◆ **PROBLEM DESCRIPTION**: Can you find the lines of the listing that include "причиной" and copy every one?

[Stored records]
%%

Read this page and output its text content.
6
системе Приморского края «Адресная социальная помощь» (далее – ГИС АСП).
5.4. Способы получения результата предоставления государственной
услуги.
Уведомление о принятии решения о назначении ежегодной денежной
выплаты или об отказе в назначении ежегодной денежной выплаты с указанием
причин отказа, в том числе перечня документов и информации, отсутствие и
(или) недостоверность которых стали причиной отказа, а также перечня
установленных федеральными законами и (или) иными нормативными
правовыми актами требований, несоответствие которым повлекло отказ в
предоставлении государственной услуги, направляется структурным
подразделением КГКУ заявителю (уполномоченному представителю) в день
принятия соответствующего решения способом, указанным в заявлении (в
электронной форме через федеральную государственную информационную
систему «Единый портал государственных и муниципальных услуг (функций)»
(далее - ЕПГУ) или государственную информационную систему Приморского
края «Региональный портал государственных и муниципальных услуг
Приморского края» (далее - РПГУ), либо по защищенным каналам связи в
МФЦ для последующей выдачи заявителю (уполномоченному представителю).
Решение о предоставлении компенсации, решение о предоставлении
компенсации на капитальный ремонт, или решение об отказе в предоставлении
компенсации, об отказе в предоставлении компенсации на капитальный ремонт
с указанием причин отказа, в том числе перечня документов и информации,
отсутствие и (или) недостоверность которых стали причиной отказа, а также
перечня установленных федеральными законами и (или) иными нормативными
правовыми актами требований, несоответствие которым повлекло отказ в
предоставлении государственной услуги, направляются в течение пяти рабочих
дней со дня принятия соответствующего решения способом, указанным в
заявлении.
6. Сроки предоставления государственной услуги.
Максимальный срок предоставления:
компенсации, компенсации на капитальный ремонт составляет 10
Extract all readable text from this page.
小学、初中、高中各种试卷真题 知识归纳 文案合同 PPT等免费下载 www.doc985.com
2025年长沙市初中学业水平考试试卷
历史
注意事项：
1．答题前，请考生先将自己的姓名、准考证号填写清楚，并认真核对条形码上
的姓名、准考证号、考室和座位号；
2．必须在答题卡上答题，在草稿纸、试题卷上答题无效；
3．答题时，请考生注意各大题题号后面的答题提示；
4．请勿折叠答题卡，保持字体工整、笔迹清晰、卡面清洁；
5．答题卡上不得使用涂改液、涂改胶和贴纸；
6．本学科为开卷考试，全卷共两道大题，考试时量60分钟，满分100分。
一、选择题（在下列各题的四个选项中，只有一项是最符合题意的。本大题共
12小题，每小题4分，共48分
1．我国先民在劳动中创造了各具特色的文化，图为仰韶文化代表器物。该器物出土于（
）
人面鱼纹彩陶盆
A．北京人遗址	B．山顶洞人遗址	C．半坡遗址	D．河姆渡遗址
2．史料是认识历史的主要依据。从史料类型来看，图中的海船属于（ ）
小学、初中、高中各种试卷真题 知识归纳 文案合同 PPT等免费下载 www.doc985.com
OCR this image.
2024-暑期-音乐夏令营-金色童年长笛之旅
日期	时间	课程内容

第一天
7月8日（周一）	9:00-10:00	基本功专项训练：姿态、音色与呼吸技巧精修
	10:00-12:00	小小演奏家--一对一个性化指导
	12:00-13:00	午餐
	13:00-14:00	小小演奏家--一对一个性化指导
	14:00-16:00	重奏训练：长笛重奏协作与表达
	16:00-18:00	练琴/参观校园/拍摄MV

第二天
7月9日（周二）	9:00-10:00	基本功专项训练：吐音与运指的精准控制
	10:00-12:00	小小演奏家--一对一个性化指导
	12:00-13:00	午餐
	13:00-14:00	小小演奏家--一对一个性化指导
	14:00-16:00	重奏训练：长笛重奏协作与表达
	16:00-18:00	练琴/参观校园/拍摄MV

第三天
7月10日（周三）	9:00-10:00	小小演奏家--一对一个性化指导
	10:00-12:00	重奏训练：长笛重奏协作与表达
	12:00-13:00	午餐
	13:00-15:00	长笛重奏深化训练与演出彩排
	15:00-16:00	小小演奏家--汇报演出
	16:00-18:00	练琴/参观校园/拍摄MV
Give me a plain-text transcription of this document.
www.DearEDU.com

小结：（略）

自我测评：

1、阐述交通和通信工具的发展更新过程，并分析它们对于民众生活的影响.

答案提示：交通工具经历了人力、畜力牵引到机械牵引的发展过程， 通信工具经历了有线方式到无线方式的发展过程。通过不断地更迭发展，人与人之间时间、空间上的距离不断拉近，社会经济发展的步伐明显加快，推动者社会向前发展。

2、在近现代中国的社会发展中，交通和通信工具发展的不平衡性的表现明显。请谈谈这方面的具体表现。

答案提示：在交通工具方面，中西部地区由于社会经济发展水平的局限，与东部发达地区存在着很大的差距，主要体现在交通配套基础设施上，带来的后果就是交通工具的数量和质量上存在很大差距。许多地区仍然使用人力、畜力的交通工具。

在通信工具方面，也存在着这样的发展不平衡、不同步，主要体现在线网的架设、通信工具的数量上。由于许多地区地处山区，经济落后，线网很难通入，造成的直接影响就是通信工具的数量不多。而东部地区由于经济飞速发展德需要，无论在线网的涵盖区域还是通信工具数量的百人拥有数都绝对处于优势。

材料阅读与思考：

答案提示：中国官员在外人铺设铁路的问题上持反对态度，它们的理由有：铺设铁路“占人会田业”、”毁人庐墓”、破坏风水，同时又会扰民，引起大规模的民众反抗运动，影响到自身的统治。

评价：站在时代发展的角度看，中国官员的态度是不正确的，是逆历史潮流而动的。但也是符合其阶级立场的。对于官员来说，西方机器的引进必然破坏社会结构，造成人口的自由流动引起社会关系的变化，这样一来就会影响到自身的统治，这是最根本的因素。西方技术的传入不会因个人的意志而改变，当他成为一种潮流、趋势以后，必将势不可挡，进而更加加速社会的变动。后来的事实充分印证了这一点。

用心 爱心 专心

%%

◆ **WRITTEN SOLUTION**:
(или) недостоверность которых стали причиной отказа, а также перечня
отсутствие и (или) недостоверность которых стали причиной отказа, а также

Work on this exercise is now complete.